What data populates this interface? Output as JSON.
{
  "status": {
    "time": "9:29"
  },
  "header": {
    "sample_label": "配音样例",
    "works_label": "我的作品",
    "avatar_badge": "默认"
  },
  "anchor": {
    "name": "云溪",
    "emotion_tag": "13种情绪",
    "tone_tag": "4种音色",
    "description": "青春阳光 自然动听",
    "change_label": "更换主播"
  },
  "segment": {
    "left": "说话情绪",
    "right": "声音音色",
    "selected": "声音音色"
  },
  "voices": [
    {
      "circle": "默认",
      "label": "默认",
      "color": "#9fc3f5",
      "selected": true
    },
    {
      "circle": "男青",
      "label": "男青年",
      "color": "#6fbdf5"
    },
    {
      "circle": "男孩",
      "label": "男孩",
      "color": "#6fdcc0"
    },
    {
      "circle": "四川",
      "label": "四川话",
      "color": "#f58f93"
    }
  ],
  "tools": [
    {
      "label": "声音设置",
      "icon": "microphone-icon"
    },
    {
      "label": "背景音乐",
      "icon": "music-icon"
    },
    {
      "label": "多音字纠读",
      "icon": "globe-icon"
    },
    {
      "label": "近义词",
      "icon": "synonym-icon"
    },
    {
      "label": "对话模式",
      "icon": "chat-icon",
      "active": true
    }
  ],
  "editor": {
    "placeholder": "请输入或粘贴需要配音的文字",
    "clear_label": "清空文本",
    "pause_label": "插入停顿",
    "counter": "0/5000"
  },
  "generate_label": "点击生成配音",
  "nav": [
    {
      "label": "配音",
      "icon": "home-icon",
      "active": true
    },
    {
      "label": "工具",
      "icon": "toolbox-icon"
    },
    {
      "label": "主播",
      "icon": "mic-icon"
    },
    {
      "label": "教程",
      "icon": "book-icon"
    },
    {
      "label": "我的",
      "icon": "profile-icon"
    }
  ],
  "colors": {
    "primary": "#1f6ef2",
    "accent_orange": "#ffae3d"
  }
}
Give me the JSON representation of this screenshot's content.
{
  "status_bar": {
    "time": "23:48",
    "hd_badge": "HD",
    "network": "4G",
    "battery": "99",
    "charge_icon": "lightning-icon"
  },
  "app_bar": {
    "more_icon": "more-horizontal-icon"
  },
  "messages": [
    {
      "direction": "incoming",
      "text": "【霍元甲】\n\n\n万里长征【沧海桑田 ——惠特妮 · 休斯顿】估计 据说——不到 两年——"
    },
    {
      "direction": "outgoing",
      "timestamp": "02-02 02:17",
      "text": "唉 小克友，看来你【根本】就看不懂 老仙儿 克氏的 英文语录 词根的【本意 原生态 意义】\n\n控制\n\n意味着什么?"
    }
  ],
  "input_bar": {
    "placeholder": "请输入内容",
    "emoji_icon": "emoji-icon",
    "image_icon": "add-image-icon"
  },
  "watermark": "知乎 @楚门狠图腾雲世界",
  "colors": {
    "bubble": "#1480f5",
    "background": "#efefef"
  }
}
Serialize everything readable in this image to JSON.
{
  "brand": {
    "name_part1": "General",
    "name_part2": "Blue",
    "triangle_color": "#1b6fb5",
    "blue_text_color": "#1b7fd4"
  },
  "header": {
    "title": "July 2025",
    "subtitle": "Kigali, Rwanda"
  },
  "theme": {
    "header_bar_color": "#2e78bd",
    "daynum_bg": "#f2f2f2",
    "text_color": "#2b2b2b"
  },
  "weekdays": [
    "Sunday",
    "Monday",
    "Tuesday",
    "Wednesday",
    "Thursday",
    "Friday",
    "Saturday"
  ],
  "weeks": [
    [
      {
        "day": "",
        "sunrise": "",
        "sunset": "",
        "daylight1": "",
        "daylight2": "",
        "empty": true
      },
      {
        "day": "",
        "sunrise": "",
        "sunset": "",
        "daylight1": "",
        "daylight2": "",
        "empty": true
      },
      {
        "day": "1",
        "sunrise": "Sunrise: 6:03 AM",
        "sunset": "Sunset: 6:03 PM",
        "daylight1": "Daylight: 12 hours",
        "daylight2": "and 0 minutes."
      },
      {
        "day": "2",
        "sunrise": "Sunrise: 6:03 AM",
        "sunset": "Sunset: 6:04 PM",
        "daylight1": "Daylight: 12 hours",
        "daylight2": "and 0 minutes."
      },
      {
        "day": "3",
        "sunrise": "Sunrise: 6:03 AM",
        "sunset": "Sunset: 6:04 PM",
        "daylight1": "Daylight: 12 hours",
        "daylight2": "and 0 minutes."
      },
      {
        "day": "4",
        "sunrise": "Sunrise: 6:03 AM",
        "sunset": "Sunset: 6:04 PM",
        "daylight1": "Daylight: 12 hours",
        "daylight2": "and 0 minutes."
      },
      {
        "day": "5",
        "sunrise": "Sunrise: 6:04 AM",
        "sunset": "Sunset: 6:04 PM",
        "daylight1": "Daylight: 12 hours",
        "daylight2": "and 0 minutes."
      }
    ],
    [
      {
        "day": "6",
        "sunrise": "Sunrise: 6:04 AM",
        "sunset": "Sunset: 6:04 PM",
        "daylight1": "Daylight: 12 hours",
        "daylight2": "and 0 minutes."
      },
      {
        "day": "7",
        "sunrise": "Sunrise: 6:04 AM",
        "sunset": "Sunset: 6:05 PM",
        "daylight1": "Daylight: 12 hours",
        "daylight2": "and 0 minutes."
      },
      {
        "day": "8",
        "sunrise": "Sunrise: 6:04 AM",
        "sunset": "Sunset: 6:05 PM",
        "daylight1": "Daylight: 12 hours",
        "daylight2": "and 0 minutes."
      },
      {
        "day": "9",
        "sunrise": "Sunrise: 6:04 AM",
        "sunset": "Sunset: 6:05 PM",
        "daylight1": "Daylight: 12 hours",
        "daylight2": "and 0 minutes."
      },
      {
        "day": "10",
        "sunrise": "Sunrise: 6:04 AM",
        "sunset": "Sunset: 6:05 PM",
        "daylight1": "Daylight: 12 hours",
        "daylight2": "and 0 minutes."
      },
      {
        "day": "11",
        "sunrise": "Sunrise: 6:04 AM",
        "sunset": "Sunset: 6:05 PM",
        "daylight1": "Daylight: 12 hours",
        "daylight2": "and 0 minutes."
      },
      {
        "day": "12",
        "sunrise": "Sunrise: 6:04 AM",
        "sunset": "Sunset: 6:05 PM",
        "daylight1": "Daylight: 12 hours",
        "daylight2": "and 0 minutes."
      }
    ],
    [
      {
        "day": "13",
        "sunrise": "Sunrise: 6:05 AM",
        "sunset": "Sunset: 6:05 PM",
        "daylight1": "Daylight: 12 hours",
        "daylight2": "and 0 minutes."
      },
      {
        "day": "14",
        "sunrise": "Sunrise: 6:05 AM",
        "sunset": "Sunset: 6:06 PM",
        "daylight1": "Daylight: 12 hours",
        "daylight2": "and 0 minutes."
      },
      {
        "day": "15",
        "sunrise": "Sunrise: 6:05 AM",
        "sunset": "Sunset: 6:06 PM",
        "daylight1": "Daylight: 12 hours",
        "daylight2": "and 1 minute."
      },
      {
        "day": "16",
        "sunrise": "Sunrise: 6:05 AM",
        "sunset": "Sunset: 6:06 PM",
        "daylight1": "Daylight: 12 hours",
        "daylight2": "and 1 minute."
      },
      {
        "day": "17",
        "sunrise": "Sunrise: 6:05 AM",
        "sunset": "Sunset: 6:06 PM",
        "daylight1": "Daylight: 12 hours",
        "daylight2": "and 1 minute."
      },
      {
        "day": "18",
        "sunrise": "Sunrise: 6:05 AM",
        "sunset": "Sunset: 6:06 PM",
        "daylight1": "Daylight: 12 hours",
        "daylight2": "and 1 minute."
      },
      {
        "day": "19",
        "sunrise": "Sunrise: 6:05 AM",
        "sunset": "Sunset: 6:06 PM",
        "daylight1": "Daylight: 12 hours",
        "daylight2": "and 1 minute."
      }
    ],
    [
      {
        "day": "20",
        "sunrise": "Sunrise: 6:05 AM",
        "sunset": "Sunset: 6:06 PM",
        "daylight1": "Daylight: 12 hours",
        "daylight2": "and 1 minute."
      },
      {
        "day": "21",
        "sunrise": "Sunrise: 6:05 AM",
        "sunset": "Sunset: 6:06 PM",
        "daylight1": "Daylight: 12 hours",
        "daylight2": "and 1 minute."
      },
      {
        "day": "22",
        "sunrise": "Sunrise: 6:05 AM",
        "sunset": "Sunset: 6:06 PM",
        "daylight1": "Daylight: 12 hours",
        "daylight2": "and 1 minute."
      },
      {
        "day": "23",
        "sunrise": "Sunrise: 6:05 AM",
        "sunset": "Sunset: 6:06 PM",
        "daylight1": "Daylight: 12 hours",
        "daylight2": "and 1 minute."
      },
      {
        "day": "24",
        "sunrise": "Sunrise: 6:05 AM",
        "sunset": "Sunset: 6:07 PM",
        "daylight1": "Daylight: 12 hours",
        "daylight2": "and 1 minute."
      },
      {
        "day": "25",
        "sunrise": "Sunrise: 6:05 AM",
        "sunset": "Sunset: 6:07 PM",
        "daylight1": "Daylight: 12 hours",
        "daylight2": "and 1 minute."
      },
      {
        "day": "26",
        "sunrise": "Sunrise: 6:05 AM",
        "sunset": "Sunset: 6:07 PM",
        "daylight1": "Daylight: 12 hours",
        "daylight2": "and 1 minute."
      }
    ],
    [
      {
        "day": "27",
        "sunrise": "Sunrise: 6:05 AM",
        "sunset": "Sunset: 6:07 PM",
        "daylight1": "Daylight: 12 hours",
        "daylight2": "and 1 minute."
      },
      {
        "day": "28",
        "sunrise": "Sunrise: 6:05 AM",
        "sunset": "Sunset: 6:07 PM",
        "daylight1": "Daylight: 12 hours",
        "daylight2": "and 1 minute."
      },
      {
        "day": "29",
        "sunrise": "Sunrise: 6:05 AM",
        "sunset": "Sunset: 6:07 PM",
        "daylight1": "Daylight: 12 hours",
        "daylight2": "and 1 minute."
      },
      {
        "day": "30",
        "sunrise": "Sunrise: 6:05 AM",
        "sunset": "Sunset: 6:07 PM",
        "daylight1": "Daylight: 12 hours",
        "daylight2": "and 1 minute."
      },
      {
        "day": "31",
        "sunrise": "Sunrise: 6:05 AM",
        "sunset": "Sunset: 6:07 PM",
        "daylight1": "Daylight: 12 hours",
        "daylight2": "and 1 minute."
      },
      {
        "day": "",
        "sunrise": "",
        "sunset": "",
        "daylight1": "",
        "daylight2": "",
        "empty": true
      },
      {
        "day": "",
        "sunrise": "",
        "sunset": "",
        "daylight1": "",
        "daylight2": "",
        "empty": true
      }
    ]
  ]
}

▶ Given problem: Return all lines of the material above in which the word "direction" occurs.

▶ Reply to the exercise:
      "direction": "incoming",
      "direction": "outgoing",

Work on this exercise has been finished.